====== Material provided

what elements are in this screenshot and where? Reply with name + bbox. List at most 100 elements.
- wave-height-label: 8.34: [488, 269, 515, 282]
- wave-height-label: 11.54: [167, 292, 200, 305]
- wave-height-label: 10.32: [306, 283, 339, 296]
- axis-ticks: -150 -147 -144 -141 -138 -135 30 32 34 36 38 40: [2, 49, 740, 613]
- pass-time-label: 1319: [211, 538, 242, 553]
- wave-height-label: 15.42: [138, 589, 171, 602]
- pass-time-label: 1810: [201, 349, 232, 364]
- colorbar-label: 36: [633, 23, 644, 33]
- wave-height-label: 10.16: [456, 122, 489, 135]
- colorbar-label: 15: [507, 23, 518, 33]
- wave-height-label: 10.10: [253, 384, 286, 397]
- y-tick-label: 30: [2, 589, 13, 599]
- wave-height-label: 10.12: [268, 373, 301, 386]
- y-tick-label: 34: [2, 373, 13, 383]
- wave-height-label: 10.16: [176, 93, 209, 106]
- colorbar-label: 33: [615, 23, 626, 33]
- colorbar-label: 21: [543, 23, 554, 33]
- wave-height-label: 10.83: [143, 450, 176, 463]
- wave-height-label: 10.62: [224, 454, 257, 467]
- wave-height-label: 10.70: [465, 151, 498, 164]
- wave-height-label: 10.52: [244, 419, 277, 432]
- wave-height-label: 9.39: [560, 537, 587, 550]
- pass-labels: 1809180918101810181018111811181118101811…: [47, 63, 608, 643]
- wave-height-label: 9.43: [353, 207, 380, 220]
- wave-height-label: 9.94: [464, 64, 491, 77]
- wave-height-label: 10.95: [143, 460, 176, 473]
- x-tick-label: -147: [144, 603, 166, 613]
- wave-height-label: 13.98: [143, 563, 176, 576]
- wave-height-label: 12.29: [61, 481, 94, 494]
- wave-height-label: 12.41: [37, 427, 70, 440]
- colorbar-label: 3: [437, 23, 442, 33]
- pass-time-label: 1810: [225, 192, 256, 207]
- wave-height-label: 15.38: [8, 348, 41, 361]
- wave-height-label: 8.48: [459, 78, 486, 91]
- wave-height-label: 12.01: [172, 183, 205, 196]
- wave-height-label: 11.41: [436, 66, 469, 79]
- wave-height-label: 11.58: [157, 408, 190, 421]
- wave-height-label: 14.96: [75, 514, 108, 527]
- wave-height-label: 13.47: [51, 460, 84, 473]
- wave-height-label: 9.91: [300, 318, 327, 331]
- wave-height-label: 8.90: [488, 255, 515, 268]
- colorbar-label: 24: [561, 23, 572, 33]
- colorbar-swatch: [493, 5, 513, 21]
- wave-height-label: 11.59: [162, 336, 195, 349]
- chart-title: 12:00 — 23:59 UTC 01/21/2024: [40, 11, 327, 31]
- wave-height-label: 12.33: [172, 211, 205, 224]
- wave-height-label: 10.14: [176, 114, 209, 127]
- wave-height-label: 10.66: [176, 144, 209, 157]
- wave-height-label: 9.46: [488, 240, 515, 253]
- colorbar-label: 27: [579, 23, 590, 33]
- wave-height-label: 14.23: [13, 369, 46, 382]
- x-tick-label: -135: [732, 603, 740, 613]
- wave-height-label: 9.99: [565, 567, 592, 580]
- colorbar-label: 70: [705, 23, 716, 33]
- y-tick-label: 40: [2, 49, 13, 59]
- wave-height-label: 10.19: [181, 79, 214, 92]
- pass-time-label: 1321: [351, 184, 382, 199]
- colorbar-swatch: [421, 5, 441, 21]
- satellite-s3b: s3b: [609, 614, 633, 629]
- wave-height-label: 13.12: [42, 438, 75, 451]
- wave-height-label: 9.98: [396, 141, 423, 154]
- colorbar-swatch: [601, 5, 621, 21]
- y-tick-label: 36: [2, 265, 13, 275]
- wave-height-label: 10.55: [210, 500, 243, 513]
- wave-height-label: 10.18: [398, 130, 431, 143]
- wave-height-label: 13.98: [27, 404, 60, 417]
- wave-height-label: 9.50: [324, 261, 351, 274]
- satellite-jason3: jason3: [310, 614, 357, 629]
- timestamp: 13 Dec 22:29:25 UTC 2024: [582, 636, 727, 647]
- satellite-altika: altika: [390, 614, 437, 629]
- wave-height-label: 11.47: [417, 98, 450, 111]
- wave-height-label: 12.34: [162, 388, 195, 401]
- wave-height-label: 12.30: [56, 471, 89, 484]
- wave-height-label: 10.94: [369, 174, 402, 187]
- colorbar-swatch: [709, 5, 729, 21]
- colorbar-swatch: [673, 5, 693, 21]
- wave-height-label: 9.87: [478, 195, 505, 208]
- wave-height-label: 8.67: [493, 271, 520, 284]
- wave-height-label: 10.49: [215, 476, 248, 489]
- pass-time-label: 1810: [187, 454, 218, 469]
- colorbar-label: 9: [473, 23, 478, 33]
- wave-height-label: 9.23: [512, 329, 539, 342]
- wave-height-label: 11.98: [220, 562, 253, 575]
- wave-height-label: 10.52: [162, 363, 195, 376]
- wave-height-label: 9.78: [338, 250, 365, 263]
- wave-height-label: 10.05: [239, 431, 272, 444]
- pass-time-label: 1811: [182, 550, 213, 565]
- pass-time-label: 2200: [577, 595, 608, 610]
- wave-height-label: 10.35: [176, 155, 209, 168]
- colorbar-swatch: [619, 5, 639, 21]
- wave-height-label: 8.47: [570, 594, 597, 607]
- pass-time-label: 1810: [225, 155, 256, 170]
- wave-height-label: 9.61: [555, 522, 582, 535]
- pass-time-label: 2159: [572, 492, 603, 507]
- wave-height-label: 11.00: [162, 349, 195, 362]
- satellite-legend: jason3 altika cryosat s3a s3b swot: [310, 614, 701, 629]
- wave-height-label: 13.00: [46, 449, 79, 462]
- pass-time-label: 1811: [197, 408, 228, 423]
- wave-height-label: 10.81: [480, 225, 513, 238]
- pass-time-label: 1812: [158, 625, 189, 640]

============

▸ **Do this**
Please render the rows above, from the first line through the line containing "- axis-ticks: -150", inclusive, as a Markdown table with the columns Line number and Line text, leaving out any blank lines.

▸ **Task answer**
| Line number | Line text |
|---|---|
| 1 | what elements are in this screenshot and where? Reply with name + bbox. List at most 100 elements. |
| 2 | - wave-height-label: 8.34: [488, 269, 515, 282] |
| 3 | - wave-height-label: 11.54: [167, 292, 200, 305] |
| 4 | - wave-height-label: 10.32: [306, 283, 339, 296] |
| 5 | - axis-ticks: -150 -147 -144 -141 -138 -135 30 32 34 36 38 40: [2, 49, 740, 613] |